--- Start Data to use ---

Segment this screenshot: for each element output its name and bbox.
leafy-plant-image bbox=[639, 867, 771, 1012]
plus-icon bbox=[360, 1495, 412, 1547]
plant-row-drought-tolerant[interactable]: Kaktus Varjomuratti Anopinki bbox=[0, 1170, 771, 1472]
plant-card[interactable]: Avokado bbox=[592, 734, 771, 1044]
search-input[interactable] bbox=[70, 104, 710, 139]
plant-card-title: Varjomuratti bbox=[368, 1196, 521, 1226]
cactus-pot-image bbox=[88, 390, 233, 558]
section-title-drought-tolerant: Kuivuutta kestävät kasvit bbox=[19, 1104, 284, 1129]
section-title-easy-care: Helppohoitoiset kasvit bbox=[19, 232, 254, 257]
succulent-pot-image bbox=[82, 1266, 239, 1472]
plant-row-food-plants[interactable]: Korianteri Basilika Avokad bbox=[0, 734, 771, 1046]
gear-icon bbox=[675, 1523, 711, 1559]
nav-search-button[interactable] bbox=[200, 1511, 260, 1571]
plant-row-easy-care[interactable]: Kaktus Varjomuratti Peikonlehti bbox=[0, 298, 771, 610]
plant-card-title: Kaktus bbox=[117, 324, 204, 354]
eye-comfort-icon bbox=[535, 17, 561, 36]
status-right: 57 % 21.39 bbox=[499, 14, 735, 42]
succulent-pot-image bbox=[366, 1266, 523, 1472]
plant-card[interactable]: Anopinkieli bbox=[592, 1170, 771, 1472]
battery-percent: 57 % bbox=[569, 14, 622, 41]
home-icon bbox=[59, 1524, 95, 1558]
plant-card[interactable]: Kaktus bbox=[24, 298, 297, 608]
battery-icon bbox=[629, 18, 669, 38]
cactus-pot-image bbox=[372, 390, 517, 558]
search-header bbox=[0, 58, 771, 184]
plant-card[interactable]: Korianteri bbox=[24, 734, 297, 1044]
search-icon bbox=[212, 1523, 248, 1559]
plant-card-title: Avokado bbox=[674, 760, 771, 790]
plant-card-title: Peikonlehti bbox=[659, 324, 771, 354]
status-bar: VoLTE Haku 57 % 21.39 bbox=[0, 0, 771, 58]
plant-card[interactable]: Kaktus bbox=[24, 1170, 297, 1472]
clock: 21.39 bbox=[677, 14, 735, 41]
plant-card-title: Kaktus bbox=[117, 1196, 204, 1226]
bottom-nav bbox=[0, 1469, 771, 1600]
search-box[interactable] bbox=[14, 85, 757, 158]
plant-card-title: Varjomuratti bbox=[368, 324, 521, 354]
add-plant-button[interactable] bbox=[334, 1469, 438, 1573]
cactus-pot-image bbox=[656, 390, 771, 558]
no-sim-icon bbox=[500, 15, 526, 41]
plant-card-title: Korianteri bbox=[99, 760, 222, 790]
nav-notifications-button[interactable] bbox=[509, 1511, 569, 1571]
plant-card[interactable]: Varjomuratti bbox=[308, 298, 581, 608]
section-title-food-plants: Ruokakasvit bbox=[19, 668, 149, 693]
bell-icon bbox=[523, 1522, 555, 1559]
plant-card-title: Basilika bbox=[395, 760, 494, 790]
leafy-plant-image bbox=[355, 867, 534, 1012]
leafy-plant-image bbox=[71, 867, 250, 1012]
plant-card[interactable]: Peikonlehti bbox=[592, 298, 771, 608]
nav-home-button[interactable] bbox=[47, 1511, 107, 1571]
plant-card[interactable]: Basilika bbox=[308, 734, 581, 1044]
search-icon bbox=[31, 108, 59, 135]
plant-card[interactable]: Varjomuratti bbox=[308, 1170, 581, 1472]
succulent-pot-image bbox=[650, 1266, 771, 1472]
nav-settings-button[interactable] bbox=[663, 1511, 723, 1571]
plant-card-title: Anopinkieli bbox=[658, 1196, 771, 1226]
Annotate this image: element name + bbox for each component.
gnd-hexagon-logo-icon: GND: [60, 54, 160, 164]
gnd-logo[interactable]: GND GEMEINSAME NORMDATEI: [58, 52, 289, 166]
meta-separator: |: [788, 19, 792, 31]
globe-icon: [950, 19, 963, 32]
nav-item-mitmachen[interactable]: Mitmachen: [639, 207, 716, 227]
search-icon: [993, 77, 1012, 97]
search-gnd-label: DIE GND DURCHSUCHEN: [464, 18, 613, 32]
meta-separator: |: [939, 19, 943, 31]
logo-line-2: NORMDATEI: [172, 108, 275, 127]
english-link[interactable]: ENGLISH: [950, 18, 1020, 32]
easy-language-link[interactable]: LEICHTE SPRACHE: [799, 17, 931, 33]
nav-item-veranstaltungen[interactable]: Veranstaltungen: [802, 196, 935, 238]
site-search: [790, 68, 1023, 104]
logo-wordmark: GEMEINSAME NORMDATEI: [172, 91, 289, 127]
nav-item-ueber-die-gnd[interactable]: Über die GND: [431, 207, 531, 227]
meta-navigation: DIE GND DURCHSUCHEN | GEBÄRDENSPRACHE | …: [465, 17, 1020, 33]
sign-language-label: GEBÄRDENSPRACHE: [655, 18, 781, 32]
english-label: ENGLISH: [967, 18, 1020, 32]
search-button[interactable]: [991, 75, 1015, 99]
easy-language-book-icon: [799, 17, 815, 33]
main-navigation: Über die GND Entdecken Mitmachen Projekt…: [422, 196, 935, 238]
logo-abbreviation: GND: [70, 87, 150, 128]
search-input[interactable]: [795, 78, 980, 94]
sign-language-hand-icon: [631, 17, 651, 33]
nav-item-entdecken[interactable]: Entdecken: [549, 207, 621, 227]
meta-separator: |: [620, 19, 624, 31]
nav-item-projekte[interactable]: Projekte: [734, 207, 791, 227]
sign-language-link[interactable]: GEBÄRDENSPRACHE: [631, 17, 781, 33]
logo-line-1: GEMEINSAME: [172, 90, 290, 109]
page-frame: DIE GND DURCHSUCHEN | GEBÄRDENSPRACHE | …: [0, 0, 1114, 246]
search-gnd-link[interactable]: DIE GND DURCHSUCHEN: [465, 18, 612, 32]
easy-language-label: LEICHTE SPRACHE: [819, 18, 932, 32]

--- End Data to use ---

Rewrite everything from the start of the records down to the line containing "plant-card-title: Kaktus bbox=[117, 324, 204, 354]" as a numbered list, leaving out any blank lines.

1. Segment this screenshot: for each element output its name and bbox.
2. leafy-plant-image bbox=[639, 867, 771, 1012]
3. plus-icon bbox=[360, 1495, 412, 1547]
4. plant-row-drought-tolerant[interactable]: Kaktus Varjomuratti Anopinki bbox=[0, 1170, 771, 1472]
5. plant-card[interactable]: Avokado bbox=[592, 734, 771, 1044]
6. search-input[interactable] bbox=[70, 104, 710, 139]
7. plant-card-title: Varjomuratti bbox=[368, 1196, 521, 1226]
8. cactus-pot-image bbox=[88, 390, 233, 558]
9. section-title-drought-tolerant: Kuivuutta kestävät kasvit bbox=[19, 1104, 284, 1129]
10. section-title-easy-care: Helppohoitoiset kasvit bbox=[19, 232, 254, 257]
11. succulent-pot-image bbox=[82, 1266, 239, 1472]
12. plant-row-food-plants[interactable]: Korianteri Basilika Avokad bbox=[0, 734, 771, 1046]
13. gear-icon bbox=[675, 1523, 711, 1559]
14. nav-search-button[interactable] bbox=[200, 1511, 260, 1571]
15. plant-row-easy-care[interactable]: Kaktus Varjomuratti Peikonlehti bbox=[0, 298, 771, 610]
16. plant-card-title: Kaktus bbox=[117, 324, 204, 354]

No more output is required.